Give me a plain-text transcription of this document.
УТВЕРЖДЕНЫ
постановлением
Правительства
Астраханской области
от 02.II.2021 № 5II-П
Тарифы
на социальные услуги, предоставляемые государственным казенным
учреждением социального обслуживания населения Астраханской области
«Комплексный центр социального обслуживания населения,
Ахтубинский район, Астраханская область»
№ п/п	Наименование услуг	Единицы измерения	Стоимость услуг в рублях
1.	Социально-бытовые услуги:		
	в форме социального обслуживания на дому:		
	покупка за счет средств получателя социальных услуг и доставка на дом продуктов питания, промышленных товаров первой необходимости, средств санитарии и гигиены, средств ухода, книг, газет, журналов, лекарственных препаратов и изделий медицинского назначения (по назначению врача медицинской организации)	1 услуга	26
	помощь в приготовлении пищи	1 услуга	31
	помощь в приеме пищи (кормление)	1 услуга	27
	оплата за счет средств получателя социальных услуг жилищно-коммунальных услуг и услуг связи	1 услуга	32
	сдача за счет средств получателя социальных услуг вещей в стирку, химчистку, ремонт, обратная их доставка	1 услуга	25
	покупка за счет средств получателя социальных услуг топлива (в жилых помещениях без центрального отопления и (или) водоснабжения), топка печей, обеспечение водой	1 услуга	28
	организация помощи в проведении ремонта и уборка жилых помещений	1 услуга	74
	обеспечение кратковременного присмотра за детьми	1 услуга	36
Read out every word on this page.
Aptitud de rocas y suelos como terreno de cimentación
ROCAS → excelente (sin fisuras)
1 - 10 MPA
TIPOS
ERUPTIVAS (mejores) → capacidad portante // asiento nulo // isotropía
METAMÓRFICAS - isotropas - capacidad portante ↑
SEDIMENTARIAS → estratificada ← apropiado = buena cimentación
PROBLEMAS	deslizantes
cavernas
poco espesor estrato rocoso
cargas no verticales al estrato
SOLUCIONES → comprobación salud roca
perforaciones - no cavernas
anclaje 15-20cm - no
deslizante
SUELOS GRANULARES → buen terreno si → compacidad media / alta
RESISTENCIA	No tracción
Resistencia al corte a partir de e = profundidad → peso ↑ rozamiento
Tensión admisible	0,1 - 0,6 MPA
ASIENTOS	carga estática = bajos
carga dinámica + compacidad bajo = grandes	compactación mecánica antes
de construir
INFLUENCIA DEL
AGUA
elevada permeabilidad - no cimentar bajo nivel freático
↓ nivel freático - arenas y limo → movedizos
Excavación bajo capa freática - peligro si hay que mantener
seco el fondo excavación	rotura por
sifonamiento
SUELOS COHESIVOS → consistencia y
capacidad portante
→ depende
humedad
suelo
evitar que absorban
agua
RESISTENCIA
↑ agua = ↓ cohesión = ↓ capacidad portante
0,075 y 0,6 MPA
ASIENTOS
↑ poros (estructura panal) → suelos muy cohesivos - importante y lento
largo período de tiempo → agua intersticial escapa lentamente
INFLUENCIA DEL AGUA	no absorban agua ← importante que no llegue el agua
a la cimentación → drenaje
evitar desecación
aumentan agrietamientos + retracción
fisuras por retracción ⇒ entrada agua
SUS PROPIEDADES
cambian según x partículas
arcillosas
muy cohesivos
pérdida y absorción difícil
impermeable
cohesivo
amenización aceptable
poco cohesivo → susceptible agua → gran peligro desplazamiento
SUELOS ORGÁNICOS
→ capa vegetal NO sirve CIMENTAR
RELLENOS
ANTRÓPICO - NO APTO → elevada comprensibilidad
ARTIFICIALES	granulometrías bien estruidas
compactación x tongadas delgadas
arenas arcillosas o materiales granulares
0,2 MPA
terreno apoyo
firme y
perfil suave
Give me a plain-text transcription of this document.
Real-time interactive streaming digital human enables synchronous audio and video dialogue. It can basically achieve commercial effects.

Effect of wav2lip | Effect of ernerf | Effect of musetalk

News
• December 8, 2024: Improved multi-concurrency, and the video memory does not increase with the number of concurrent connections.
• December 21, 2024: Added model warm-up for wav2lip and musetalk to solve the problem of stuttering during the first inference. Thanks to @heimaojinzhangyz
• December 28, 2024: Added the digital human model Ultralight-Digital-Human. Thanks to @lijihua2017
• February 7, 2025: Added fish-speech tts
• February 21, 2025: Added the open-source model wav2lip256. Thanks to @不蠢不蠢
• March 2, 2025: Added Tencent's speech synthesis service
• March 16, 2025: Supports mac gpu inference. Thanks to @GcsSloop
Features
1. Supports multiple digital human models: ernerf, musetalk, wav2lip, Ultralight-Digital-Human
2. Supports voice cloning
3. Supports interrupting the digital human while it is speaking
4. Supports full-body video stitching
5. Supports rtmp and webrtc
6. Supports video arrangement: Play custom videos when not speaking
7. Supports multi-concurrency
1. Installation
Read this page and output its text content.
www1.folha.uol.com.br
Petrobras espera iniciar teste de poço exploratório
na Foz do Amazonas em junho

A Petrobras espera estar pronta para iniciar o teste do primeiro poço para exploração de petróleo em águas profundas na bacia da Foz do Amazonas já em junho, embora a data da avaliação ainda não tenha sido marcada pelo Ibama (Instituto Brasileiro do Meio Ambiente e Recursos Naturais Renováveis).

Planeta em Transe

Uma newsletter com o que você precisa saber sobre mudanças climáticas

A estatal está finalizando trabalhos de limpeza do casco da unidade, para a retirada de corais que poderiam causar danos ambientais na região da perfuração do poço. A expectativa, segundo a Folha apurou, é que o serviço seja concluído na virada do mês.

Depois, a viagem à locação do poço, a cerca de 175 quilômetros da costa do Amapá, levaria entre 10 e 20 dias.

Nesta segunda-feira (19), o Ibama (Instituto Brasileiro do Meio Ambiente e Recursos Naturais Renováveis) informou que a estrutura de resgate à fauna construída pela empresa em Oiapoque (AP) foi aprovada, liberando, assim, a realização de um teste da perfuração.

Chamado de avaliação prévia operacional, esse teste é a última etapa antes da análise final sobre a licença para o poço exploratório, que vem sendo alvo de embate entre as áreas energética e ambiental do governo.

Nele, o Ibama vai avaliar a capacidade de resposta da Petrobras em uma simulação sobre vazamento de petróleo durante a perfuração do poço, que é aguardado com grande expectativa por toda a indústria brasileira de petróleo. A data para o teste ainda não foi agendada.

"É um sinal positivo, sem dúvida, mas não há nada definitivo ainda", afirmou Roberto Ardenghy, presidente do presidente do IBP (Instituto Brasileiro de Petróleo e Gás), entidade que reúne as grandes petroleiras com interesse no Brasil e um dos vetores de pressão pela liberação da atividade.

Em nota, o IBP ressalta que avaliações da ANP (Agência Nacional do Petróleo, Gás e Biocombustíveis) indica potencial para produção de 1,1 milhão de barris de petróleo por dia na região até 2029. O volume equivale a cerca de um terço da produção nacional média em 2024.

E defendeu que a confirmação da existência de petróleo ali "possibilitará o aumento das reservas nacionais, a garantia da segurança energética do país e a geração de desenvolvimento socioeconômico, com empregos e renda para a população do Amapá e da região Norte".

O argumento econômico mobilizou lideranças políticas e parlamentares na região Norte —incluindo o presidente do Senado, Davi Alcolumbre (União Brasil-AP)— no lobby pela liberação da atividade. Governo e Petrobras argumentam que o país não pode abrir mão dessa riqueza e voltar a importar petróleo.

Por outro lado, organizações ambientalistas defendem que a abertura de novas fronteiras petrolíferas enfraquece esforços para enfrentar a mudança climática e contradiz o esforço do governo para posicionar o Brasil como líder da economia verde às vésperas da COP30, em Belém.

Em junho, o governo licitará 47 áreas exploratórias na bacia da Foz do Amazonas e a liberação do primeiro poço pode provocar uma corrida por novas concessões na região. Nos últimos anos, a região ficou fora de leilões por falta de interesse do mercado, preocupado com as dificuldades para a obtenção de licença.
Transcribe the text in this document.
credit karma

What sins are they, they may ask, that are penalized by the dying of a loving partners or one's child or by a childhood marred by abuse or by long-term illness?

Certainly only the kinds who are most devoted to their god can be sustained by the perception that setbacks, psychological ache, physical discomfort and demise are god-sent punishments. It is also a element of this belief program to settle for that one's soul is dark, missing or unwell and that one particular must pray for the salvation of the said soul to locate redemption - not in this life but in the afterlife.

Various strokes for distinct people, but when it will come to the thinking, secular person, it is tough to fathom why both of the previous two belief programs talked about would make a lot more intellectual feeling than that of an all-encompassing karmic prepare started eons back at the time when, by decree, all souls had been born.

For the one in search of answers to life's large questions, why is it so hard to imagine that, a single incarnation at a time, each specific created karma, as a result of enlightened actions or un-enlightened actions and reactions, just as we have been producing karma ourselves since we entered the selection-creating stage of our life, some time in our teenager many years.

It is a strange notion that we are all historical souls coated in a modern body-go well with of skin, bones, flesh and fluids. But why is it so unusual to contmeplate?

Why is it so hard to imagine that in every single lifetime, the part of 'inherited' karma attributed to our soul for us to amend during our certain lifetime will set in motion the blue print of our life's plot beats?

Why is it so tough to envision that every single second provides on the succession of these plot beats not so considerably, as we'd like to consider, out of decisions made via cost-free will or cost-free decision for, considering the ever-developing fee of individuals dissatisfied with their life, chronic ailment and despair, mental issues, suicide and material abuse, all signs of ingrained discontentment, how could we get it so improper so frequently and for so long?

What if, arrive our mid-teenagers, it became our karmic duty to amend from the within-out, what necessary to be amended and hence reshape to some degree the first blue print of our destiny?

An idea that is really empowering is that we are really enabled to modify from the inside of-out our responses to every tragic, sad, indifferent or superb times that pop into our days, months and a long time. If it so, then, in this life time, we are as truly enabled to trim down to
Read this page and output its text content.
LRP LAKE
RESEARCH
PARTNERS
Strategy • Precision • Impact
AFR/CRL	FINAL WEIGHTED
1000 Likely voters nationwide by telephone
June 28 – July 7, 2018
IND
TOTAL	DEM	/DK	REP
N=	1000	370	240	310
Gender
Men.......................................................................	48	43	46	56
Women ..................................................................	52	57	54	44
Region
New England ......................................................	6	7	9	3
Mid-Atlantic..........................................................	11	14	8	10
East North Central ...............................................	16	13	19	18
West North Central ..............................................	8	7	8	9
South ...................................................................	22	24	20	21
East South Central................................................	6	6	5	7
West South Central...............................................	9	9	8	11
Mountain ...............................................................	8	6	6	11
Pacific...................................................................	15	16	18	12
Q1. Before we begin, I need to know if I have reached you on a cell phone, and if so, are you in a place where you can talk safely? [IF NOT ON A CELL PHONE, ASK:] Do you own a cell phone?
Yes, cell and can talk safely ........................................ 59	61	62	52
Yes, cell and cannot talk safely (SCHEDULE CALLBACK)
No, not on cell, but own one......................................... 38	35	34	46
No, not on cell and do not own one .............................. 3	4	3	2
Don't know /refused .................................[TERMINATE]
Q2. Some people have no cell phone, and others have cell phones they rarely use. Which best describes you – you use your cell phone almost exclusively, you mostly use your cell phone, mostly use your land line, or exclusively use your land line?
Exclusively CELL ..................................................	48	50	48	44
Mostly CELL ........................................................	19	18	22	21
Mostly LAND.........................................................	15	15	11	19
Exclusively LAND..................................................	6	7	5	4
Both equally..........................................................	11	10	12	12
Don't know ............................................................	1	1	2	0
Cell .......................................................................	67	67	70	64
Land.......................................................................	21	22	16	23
= = = =
**WRITTEN PROBLEM**:
Check each line above for the string "обслуживания" and show the ones that have it.

**ANSWER TO THIS TASK**:
учреждением социального обслуживания населения Астраханской области
«Комплексный центр социального обслуживания населения,
	в форме социального обслуживания на дому:		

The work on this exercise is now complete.